Start of Data to use
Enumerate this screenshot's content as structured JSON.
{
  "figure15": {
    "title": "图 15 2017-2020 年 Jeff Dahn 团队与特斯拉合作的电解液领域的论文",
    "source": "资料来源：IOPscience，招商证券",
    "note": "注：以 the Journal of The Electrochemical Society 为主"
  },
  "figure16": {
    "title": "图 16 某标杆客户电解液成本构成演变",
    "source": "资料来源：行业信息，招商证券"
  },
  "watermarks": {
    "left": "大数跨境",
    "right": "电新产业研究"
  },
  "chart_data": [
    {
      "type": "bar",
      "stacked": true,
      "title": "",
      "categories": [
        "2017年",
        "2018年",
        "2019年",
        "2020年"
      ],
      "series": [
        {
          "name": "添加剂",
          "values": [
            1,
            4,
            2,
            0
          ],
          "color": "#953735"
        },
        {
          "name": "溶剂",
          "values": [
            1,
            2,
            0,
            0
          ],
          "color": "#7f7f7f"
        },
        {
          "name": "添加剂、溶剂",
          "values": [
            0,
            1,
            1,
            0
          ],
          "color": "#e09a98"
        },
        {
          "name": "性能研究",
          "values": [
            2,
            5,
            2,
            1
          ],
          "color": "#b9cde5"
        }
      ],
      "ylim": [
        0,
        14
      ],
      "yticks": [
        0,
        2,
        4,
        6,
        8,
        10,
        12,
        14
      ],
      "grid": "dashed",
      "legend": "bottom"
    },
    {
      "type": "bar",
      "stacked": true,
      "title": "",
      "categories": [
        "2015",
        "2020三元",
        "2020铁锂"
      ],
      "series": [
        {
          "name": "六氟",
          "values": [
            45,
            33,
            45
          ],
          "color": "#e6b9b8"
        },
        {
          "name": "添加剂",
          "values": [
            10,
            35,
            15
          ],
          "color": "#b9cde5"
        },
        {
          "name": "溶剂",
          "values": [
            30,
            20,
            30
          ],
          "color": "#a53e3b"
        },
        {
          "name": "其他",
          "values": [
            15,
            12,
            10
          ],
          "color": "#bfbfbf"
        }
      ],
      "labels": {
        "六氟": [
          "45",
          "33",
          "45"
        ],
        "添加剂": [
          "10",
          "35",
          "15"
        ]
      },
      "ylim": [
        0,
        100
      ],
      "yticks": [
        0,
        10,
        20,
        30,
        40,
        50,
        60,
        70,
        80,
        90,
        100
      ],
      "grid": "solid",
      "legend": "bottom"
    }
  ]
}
End of Data to use
Start of Data to use
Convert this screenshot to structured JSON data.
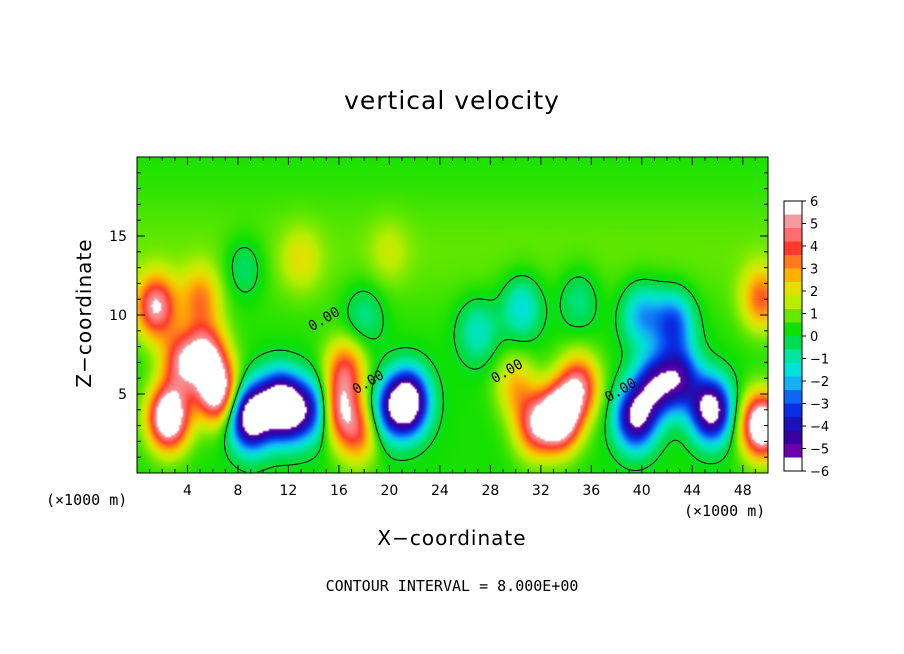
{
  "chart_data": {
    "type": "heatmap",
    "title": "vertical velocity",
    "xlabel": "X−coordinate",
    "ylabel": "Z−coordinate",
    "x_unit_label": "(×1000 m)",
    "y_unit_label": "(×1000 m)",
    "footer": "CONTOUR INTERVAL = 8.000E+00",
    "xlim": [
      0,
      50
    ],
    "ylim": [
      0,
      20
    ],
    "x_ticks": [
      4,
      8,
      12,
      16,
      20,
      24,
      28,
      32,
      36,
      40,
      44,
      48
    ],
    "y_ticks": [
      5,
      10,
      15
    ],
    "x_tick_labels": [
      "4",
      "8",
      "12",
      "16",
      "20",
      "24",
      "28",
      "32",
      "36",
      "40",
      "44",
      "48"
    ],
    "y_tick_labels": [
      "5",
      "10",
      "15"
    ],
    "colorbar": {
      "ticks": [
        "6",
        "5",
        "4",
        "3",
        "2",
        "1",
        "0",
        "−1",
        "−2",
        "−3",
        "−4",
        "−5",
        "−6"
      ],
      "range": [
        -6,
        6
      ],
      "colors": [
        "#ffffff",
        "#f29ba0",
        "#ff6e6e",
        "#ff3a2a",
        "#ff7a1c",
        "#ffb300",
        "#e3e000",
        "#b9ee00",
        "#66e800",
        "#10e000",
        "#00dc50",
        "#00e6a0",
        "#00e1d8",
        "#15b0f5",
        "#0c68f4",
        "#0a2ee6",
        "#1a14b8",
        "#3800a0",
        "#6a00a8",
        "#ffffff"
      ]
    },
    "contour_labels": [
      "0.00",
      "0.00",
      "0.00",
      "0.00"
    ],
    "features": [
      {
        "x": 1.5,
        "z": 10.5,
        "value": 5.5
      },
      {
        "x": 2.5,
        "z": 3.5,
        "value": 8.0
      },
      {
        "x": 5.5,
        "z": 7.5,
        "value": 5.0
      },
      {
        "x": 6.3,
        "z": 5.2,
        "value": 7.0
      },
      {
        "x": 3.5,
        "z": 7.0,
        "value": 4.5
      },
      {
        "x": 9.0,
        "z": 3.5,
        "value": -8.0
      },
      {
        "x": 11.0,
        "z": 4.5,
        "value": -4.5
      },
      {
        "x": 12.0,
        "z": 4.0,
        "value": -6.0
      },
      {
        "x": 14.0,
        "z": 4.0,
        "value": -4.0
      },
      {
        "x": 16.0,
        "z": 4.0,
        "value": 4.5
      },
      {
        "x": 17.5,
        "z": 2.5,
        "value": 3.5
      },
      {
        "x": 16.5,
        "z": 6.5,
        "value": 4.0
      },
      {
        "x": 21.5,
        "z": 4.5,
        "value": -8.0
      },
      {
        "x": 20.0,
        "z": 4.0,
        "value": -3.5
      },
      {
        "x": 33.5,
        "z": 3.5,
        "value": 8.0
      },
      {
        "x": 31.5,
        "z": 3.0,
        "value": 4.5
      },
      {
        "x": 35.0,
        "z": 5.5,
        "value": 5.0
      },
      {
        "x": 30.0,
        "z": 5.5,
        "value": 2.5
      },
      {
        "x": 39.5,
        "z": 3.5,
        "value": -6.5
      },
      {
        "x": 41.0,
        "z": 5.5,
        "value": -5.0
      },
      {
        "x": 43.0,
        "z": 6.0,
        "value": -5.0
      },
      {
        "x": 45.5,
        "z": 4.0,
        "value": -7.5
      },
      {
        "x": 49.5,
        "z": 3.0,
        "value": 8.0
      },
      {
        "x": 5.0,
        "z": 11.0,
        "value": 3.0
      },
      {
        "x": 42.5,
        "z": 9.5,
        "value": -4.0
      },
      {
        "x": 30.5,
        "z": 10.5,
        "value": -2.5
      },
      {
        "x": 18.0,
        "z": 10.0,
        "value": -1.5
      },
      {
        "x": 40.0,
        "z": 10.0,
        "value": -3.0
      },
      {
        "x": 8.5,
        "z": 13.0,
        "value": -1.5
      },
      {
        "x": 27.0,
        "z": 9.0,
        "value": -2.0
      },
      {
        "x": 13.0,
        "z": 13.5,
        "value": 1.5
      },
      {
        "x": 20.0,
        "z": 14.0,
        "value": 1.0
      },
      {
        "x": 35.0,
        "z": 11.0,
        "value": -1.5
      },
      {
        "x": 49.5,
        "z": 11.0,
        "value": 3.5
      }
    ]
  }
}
End of Data to use
Start of Data to use
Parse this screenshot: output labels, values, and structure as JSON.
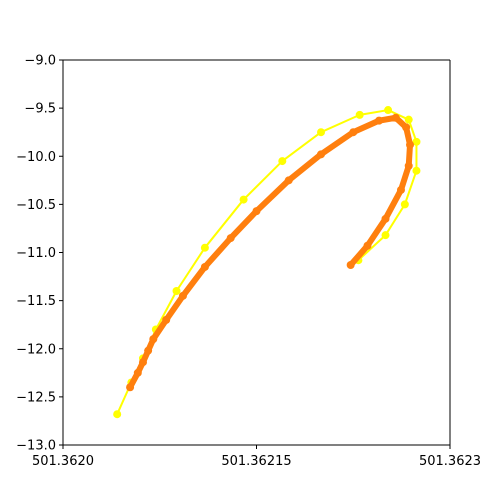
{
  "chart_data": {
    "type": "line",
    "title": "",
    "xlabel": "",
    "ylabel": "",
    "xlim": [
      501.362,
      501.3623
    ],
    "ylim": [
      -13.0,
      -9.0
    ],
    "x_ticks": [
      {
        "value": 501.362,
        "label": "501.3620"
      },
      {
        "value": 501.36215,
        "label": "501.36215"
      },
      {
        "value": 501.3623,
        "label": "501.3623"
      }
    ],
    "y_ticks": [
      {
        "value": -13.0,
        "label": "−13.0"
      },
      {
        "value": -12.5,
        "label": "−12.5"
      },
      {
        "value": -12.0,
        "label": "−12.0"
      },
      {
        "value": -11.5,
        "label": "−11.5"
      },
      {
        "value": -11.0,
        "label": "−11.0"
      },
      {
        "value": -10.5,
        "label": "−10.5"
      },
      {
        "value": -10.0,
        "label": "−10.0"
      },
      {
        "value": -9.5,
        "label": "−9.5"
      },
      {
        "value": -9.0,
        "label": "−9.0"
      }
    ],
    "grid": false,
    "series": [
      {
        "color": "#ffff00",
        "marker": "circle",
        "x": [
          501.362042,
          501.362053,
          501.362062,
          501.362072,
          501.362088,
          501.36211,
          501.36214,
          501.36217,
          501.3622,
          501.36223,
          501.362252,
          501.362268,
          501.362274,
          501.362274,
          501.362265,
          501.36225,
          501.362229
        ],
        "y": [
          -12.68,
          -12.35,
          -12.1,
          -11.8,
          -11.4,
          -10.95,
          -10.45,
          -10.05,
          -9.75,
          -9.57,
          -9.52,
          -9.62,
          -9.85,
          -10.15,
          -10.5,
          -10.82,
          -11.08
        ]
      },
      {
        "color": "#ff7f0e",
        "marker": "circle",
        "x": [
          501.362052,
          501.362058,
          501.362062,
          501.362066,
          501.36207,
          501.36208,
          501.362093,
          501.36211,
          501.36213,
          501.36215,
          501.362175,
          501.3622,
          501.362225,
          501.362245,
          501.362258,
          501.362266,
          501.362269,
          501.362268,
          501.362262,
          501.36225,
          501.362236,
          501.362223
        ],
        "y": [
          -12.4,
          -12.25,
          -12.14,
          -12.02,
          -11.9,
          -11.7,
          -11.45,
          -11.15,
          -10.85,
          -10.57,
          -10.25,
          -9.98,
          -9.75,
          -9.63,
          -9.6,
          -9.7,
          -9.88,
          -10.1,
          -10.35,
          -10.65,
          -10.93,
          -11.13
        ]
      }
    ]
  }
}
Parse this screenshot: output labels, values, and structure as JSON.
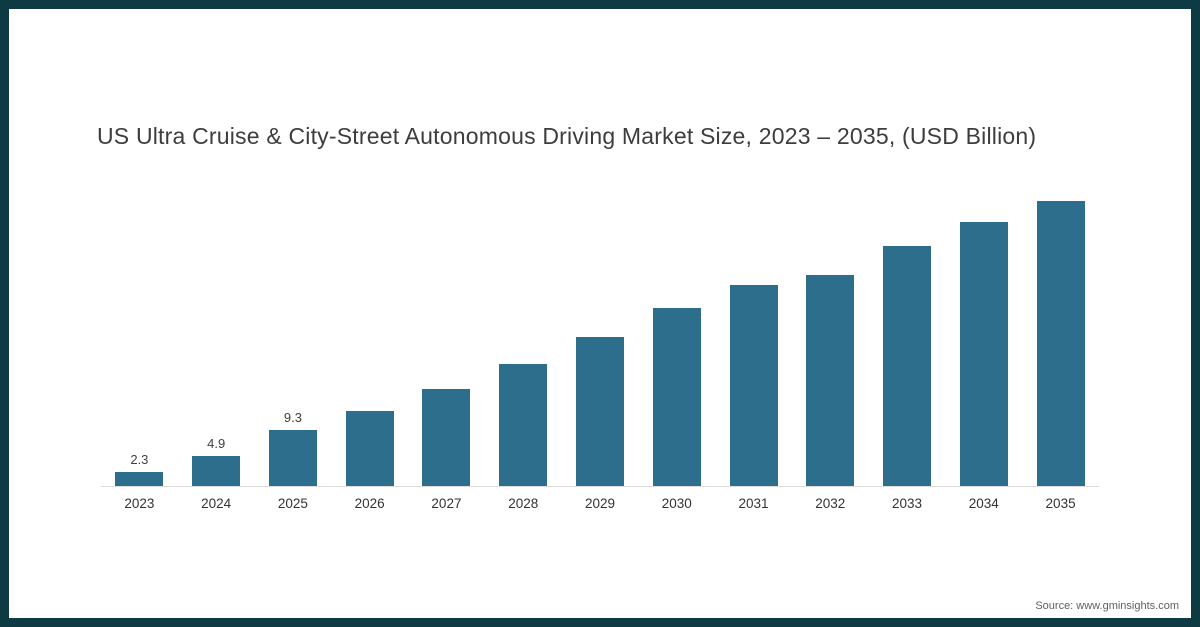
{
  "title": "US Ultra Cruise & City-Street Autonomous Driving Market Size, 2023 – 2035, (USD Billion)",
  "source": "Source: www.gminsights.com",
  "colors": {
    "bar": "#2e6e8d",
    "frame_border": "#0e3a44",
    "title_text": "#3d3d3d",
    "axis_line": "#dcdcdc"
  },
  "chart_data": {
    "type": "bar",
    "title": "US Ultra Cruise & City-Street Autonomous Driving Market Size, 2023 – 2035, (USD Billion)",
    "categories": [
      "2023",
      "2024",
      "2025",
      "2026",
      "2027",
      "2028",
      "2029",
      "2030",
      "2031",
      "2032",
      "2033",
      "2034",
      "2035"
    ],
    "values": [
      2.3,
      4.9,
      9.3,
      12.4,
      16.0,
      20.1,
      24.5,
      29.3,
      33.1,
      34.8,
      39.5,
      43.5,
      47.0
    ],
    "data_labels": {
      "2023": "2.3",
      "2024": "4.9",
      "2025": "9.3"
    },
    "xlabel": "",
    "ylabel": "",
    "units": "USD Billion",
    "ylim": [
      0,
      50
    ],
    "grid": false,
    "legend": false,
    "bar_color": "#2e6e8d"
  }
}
End of Data to use
Written exercise | Find each line with the string "Billion" and copy it out.

Correct response |
  "title": "US Ultra Cruise & City-Street Autonomous Driving Market Size, 2023 – 2035, (USD Billion)",
    "title": "US Ultra Cruise & City-Street Autonomous Driving Market Size, 2023 – 2035, (USD Billion)",
    "units": "USD Billion",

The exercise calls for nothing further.